#### [Aim]
Copy each line below that includes "source".
════════════════════
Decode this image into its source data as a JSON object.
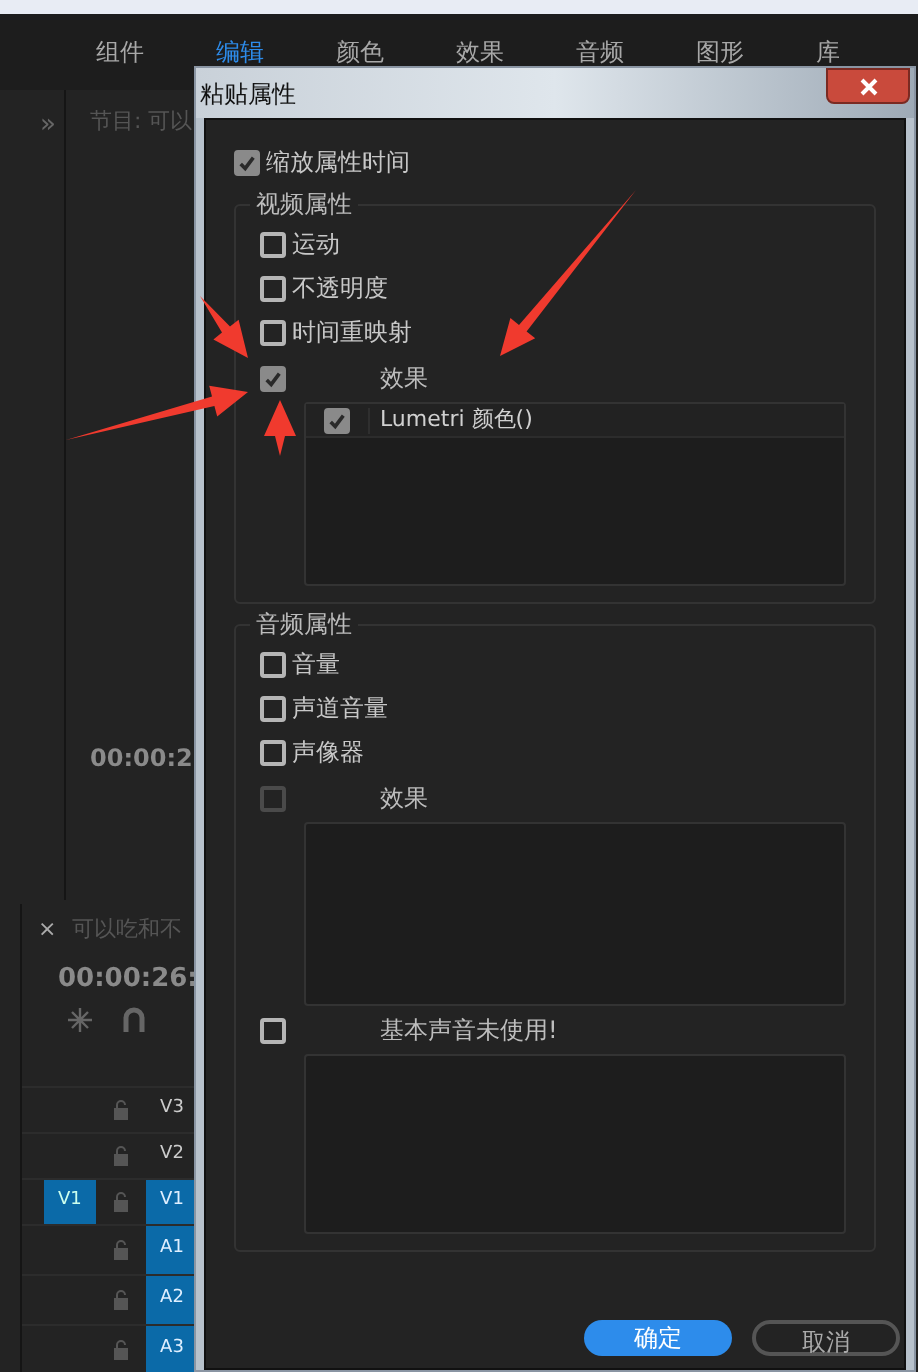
{
  "app_tabs": [
    {
      "label": "组件",
      "selected": false
    },
    {
      "label": "编辑",
      "selected": true
    },
    {
      "label": "颜色",
      "selected": false
    },
    {
      "label": "效果",
      "selected": false
    },
    {
      "label": "音频",
      "selected": false
    },
    {
      "label": "图形",
      "selected": false
    },
    {
      "label": "库",
      "selected": false
    }
  ],
  "program_panel": {
    "expand": "»",
    "title": "节目: 可以",
    "timecode": "00:00:2"
  },
  "timeline": {
    "close": "×",
    "title": "可以吃和不",
    "timecode": "00:00:26:",
    "tracks": [
      {
        "label": "V3",
        "targeted": false
      },
      {
        "label": "V2",
        "targeted": false
      },
      {
        "label": "V1",
        "targeted": true,
        "source": "V1"
      },
      {
        "label": "A1",
        "targeted": true
      },
      {
        "label": "A2",
        "targeted": true
      },
      {
        "label": "A3",
        "targeted": true
      }
    ]
  },
  "dialog": {
    "title": "粘贴属性",
    "scale_time": {
      "label": "缩放属性时间",
      "checked": true
    },
    "video_group": {
      "title": "视频属性",
      "items": [
        {
          "label": "运动",
          "checked": false
        },
        {
          "label": "不透明度",
          "checked": false
        },
        {
          "label": "时间重映射",
          "checked": false
        }
      ],
      "effects": {
        "header": "效果",
        "checked": true,
        "disabled": false,
        "list": [
          {
            "label": "Lumetri 颜色()",
            "checked": true
          }
        ]
      }
    },
    "audio_group": {
      "title": "音频属性",
      "items": [
        {
          "label": "音量",
          "checked": false
        },
        {
          "label": "声道音量",
          "checked": false
        },
        {
          "label": "声像器",
          "checked": false
        }
      ],
      "effects": {
        "header": "效果",
        "checked": false,
        "disabled": true
      },
      "essential_sound": {
        "header": "基本声音未使用!",
        "checked": false,
        "disabled": false
      }
    },
    "buttons": [
      {
        "label": "确定",
        "kind": "primary"
      },
      {
        "label": "取消",
        "kind": "secondary"
      }
    ]
  }
}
════════════════════
#### [Full answer]
Decode this image into its source data as a JSON object.
        "source": "V1"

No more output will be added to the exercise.